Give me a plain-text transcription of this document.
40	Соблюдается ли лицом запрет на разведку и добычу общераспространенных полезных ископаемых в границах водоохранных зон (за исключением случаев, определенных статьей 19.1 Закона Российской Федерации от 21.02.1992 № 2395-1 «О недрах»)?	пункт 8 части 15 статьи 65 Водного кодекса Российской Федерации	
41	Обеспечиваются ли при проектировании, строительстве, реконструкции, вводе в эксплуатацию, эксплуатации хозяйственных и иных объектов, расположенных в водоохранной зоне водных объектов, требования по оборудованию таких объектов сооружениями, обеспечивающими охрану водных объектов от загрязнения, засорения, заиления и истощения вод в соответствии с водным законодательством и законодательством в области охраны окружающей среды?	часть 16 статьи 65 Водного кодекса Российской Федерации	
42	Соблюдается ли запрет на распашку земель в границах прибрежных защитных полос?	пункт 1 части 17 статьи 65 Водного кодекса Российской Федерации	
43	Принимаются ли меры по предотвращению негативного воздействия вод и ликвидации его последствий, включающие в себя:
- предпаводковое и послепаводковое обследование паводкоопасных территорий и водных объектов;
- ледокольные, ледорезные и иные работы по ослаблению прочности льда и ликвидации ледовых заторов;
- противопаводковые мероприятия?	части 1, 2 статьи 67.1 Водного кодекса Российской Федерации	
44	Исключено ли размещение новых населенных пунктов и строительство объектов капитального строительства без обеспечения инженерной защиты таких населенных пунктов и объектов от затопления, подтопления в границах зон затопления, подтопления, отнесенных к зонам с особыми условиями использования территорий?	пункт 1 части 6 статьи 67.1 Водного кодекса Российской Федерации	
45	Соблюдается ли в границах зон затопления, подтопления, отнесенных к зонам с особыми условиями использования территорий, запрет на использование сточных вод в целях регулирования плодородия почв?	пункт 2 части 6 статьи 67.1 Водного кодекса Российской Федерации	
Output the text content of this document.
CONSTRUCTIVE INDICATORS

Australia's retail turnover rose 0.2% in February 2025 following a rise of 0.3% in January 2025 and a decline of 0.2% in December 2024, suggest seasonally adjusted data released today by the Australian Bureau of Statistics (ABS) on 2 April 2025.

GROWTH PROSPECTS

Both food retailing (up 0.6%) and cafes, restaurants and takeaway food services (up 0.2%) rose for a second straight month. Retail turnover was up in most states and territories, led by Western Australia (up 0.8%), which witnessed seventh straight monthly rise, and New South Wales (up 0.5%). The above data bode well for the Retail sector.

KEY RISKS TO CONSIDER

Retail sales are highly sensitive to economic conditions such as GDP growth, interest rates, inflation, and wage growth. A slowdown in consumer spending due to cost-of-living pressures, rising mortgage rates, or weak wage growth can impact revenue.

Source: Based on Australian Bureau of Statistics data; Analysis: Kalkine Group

——————

**YOUR GOAL**.
Copy the material above, line for line.

**RESPONSE**.
Give me a plain-text transcription of this document.
40	Соблюдается ли лицом запрет на разведку и добычу общераспространенных полезных ископаемых в границах водоохранных зон (за исключением случаев, определенных статьей 19.1 Закона Российской Федерации от 21.02.1992 № 2395-1 «О недрах»)?	пункт 8 части 15 статьи 65 Водного кодекса Российской Федерации	
41	Обеспечиваются ли при проектировании, строительстве, реконструкции, вводе в эксплуатацию, эксплуатации хозяйственных и иных объектов, расположенных в водоохранной зоне водных объектов, требования по оборудованию таких объектов сооружениями, обеспечивающими охрану водных объектов от загрязнения, засорения, заиления и истощения вод в соответствии с водным законодательством и законодательством в области охраны окружающей среды?	часть 16 статьи 65 Водного кодекса Российской Федерации	
42	Соблюдается ли запрет на распашку земель в границах прибрежных защитных полос?	пункт 1 части 17 статьи 65 Водного кодекса Российской Федерации	
43	Принимаются ли меры по предотвращению негативного воздействия вод и ликвидации его последствий, включающие в себя:
- предпаводковое и послепаводковое обследование паводкоопасных территорий и водных объектов;
- ледокольные, ледорезные и иные работы по ослаблению прочности льда и ликвидации ледовых заторов;
- противопаводковые мероприятия?	части 1, 2 статьи 67.1 Водного кодекса Российской Федерации	
44	Исключено ли размещение новых населенных пунктов и строительство объектов капитального строительства без обеспечения инженерной защиты таких населенных пунктов и объектов от затопления, подтопления в границах зон затопления, подтопления, отнесенных к зонам с особыми условиями использования территорий?	пункт 1 части 6 статьи 67.1 Водного кодекса Российской Федерации	
45	Соблюдается ли в границах зон затопления, подтопления, отнесенных к зонам с особыми условиями использования территорий, запрет на использование сточных вод в целях регулирования плодородия почв?	пункт 2 части 6 статьи 67.1 Водного кодекса Российской Федерации	
Output the text content of this document.
CONSTRUCTIVE INDICATORS

Australia's retail turnover rose 0.2% in February 2025 following a rise of 0.3% in January 2025 and a decline of 0.2% in December 2024, suggest seasonally adjusted data released today by the Australian Bureau of Statistics (ABS) on 2 April 2025.

GROWTH PROSPECTS

Both food retailing (up 0.6%) and cafes, restaurants and takeaway food services (up 0.2%) rose for a second straight month. Retail turnover was up in most states and territories, led by Western Australia (up 0.8%), which witnessed seventh straight monthly rise, and New South Wales (up 0.5%). The above data bode well for the Retail sector.

KEY RISKS TO CONSIDER

Retail sales are highly sensitive to economic conditions such as GDP growth, interest rates, inflation, and wage growth. A slowdown in consumer spending due to cost-of-living pressures, rising mortgage rates, or weak wage growth can impact revenue.

Source: Based on Australian Bureau of Statistics data; Analysis: Kalkine Group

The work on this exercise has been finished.